## Dataset entries

------------------------------

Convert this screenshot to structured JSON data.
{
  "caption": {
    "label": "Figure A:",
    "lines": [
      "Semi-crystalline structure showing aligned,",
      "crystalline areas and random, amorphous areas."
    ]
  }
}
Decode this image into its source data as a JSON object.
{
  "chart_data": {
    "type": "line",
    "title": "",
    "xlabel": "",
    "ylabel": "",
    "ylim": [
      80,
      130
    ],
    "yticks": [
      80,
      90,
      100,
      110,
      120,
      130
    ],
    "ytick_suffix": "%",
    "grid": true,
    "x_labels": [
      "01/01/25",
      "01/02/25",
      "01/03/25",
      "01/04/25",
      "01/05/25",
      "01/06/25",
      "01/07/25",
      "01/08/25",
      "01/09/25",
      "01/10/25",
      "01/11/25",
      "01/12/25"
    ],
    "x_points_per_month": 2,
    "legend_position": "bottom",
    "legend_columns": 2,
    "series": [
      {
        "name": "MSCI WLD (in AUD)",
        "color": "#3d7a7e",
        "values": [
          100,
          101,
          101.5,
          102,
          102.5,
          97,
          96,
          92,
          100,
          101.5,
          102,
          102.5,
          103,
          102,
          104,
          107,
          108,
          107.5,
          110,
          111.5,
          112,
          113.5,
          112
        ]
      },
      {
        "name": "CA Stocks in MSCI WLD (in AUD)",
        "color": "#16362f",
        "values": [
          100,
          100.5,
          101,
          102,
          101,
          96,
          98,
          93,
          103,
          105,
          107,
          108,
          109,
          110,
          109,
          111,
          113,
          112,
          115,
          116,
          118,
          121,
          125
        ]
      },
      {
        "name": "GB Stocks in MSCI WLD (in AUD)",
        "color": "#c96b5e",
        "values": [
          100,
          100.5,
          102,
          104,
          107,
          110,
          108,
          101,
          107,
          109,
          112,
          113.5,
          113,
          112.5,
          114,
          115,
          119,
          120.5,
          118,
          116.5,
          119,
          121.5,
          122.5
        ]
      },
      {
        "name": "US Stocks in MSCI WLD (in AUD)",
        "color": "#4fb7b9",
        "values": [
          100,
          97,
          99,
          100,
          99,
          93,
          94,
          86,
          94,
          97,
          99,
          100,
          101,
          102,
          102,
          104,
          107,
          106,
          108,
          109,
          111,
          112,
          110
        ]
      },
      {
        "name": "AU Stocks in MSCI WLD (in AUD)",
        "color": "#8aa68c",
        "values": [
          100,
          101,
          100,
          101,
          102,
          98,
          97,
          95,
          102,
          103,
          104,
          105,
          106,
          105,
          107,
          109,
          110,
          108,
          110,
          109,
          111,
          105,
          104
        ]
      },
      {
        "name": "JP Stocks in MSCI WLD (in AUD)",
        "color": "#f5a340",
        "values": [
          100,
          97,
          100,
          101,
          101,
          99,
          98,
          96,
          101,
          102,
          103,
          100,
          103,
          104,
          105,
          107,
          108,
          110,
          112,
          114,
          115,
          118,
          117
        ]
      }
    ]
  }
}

------------------------------

## The request
Exactly as they are written, print the entries again.

## Worked solution
Convert this screenshot to structured JSON data.
{
  "caption": {
    "label": "Figure A:",
    "lines": [
      "Semi-crystalline structure showing aligned,",
      "crystalline areas and random, amorphous areas."
    ]
  }
}
Decode this image into its source data as a JSON object.
{
  "chart_data": {
    "type": "line",
    "title": "",
    "xlabel": "",
    "ylabel": "",
    "ylim": [
      80,
      130
    ],
    "yticks": [
      80,
      90,
      100,
      110,
      120,
      130
    ],
    "ytick_suffix": "%",
    "grid": true,
    "x_labels": [
      "01/01/25",
      "01/02/25",
      "01/03/25",
      "01/04/25",
      "01/05/25",
      "01/06/25",
      "01/07/25",
      "01/08/25",
      "01/09/25",
      "01/10/25",
      "01/11/25",
      "01/12/25"
    ],
    "x_points_per_month": 2,
    "legend_position": "bottom",
    "legend_columns": 2,
    "series": [
      {
        "name": "MSCI WLD (in AUD)",
        "color": "#3d7a7e",
        "values": [
          100,
          101,
          101.5,
          102,
          102.5,
          97,
          96,
          92,
          100,
          101.5,
          102,
          102.5,
          103,
          102,
          104,
          107,
          108,
          107.5,
          110,
          111.5,
          112,
          113.5,
          112
        ]
      },
      {
        "name": "CA Stocks in MSCI WLD (in AUD)",
        "color": "#16362f",
        "values": [
          100,
          100.5,
          101,
          102,
          101,
          96,
          98,
          93,
          103,
          105,
          107,
          108,
          109,
          110,
          109,
          111,
          113,
          112,
          115,
          116,
          118,
          121,
          125
        ]
      },
      {
        "name": "GB Stocks in MSCI WLD (in AUD)",
        "color": "#c96b5e",
        "values": [
          100,
          100.5,
          102,
          104,
          107,
          110,
          108,
          101,
          107,
          109,
          112,
          113.5,
          113,
          112.5,
          114,
          115,
          119,
          120.5,
          118,
          116.5,
          119,
          121.5,
          122.5
        ]
      },
      {
        "name": "US Stocks in MSCI WLD (in AUD)",
        "color": "#4fb7b9",
        "values": [
          100,
          97,
          99,
          100,
          99,
          93,
          94,
          86,
          94,
          97,
          99,
          100,
          101,
          102,
          102,
          104,
          107,
          106,
          108,
          109,
          111,
          112,
          110
        ]
      },
      {
        "name": "AU Stocks in MSCI WLD (in AUD)",
        "color": "#8aa68c",
        "values": [
          100,
          101,
          100,
          101,
          102,
          98,
          97,
          95,
          102,
          103,
          104,
          105,
          106,
          105,
          107,
          109,
          110,
          108,
          110,
          109,
          111,
          105,
          104
        ]
      },
      {
        "name": "JP Stocks in MSCI WLD (in AUD)",
        "color": "#f5a340",
        "values": [
          100,
          97,
          100,
          101,
          101,
          99,
          98,
          96,
          101,
          102,
          103,
          100,
          103,
          104,
          105,
          107,
          108,
          110,
          112,
          114,
          115,
          118,
          117
        ]
      }
    ]
  }
}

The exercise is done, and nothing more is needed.